Dataset records
━━━━━━━━━━

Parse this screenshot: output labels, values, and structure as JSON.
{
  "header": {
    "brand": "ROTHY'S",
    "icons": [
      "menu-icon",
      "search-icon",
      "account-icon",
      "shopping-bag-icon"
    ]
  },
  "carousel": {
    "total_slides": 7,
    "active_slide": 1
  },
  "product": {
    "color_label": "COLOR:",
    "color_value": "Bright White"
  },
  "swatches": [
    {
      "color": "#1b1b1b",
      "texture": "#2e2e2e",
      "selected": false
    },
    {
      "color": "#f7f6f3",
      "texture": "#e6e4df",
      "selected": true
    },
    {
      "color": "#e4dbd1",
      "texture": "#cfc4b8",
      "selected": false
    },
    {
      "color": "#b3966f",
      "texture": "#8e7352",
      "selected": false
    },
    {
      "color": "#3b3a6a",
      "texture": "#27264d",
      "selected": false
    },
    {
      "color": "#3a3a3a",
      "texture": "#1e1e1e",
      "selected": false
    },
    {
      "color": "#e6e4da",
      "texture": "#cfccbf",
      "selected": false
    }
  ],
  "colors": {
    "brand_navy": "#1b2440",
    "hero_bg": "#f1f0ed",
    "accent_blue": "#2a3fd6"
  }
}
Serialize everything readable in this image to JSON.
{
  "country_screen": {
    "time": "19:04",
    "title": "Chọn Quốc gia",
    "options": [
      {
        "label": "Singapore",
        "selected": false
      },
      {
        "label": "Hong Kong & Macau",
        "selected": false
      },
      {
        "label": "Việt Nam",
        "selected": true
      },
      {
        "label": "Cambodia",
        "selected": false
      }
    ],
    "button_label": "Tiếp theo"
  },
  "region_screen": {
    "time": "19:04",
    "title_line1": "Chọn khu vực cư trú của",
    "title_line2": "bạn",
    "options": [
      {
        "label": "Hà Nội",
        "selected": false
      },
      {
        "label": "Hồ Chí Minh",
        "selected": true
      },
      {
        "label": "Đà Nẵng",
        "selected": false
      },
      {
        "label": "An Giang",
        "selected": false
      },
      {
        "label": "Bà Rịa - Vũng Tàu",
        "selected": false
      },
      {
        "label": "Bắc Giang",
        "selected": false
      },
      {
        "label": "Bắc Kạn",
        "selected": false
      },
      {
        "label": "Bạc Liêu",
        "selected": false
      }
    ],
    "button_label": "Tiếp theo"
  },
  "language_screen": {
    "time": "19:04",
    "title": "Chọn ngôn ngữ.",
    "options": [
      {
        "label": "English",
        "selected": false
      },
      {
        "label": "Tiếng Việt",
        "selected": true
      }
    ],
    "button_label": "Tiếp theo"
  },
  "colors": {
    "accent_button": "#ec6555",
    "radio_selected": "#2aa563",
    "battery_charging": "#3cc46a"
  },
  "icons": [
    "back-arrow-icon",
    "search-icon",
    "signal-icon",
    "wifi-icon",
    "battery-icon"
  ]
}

━━━━━━━━━━

Task prompt: Exactly reproduce all of the entries.

Written solution:
Parse this screenshot: output labels, values, and structure as JSON.
{
  "header": {
    "brand": "ROTHY'S",
    "icons": [
      "menu-icon",
      "search-icon",
      "account-icon",
      "shopping-bag-icon"
    ]
  },
  "carousel": {
    "total_slides": 7,
    "active_slide": 1
  },
  "product": {
    "color_label": "COLOR:",
    "color_value": "Bright White"
  },
  "swatches": [
    {
      "color": "#1b1b1b",
      "texture": "#2e2e2e",
      "selected": false
    },
    {
      "color": "#f7f6f3",
      "texture": "#e6e4df",
      "selected": true
    },
    {
      "color": "#e4dbd1",
      "texture": "#cfc4b8",
      "selected": false
    },
    {
      "color": "#b3966f",
      "texture": "#8e7352",
      "selected": false
    },
    {
      "color": "#3b3a6a",
      "texture": "#27264d",
      "selected": false
    },
    {
      "color": "#3a3a3a",
      "texture": "#1e1e1e",
      "selected": false
    },
    {
      "color": "#e6e4da",
      "texture": "#cfccbf",
      "selected": false
    }
  ],
  "colors": {
    "brand_navy": "#1b2440",
    "hero_bg": "#f1f0ed",
    "accent_blue": "#2a3fd6"
  }
}
Serialize everything readable in this image to JSON.
{
  "country_screen": {
    "time": "19:04",
    "title": "Chọn Quốc gia",
    "options": [
      {
        "label": "Singapore",
        "selected": false
      },
      {
        "label": "Hong Kong & Macau",
        "selected": false
      },
      {
        "label": "Việt Nam",
        "selected": true
      },
      {
        "label": "Cambodia",
        "selected": false
      }
    ],
    "button_label": "Tiếp theo"
  },
  "region_screen": {
    "time": "19:04",
    "title_line1": "Chọn khu vực cư trú của",
    "title_line2": "bạn",
    "options": [
      {
        "label": "Hà Nội",
        "selected": false
      },
      {
        "label": "Hồ Chí Minh",
        "selected": true
      },
      {
        "label": "Đà Nẵng",
        "selected": false
      },
      {
        "label": "An Giang",
        "selected": false
      },
      {
        "label": "Bà Rịa - Vũng Tàu",
        "selected": false
      },
      {
        "label": "Bắc Giang",
        "selected": false
      },
      {
        "label": "Bắc Kạn",
        "selected": false
      },
      {
        "label": "Bạc Liêu",
        "selected": false
      }
    ],
    "button_label": "Tiếp theo"
  },
  "language_screen": {
    "time": "19:04",
    "title": "Chọn ngôn ngữ.",
    "options": [
      {
        "label": "English",
        "selected": false
      },
      {
        "label": "Tiếng Việt",
        "selected": true
      }
    ],
    "button_label": "Tiếp theo"
  },
  "colors": {
    "accent_button": "#ec6555",
    "radio_selected": "#2aa563",
    "battery_charging": "#3cc46a"
  },
  "icons": [
    "back-arrow-icon",
    "search-icon",
    "signal-icon",
    "wifi-icon",
    "battery-icon"
  ]
}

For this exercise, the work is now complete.